*RECORD LIST*

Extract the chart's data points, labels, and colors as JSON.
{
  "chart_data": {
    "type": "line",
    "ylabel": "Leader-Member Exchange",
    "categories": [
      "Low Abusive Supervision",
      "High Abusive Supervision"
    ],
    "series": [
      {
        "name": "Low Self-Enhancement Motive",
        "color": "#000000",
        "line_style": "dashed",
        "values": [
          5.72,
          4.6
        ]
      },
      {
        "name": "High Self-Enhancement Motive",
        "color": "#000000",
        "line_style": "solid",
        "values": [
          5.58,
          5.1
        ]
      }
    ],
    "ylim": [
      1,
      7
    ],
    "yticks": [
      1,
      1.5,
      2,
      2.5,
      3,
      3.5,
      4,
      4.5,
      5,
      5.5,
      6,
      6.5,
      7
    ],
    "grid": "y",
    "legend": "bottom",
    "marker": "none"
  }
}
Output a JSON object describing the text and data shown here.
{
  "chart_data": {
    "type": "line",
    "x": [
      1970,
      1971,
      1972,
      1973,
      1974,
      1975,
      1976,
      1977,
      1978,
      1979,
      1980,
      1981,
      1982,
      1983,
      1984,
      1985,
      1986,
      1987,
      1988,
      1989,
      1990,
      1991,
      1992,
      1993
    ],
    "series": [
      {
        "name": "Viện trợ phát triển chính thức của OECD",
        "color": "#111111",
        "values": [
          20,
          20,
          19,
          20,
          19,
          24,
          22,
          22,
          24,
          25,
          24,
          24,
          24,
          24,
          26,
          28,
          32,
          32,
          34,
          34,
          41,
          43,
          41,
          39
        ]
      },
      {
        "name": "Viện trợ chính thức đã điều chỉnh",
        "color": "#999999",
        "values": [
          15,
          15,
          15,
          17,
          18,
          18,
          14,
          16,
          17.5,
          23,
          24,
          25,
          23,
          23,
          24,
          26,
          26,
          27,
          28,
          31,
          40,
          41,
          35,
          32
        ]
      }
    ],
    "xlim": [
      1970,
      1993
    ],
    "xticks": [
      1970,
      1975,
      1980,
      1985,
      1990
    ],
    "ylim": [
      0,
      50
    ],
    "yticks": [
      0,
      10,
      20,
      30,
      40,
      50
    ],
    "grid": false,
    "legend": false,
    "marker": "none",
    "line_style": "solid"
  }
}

*OBJECTIVE*
Write out every line from the records above, word for word.

*RESPONSE*
Extract the chart's data points, labels, and colors as JSON.
{
  "chart_data": {
    "type": "line",
    "ylabel": "Leader-Member Exchange",
    "categories": [
      "Low Abusive Supervision",
      "High Abusive Supervision"
    ],
    "series": [
      {
        "name": "Low Self-Enhancement Motive",
        "color": "#000000",
        "line_style": "dashed",
        "values": [
          5.72,
          4.6
        ]
      },
      {
        "name": "High Self-Enhancement Motive",
        "color": "#000000",
        "line_style": "solid",
        "values": [
          5.58,
          5.1
        ]
      }
    ],
    "ylim": [
      1,
      7
    ],
    "yticks": [
      1,
      1.5,
      2,
      2.5,
      3,
      3.5,
      4,
      4.5,
      5,
      5.5,
      6,
      6.5,
      7
    ],
    "grid": "y",
    "legend": "bottom",
    "marker": "none"
  }
}
Output a JSON object describing the text and data shown here.
{
  "chart_data": {
    "type": "line",
    "x": [
      1970,
      1971,
      1972,
      1973,
      1974,
      1975,
      1976,
      1977,
      1978,
      1979,
      1980,
      1981,
      1982,
      1983,
      1984,
      1985,
      1986,
      1987,
      1988,
      1989,
      1990,
      1991,
      1992,
      1993
    ],
    "series": [
      {
        "name": "Viện trợ phát triển chính thức của OECD",
        "color": "#111111",
        "values": [
          20,
          20,
          19,
          20,
          19,
          24,
          22,
          22,
          24,
          25,
          24,
          24,
          24,
          24,
          26,
          28,
          32,
          32,
          34,
          34,
          41,
          43,
          41,
          39
        ]
      },
      {
        "name": "Viện trợ chính thức đã điều chỉnh",
        "color": "#999999",
        "values": [
          15,
          15,
          15,
          17,
          18,
          18,
          14,
          16,
          17.5,
          23,
          24,
          25,
          23,
          23,
          24,
          26,
          26,
          27,
          28,
          31,
          40,
          41,
          35,
          32
        ]
      }
    ],
    "xlim": [
      1970,
      1993
    ],
    "xticks": [
      1970,
      1975,
      1980,
      1985,
      1990
    ],
    "ylim": [
      0,
      50
    ],
    "yticks": [
      0,
      10,
      20,
      30,
      40,
      50
    ],
    "grid": false,
    "legend": false,
    "marker": "none",
    "line_style": "solid"
  }
}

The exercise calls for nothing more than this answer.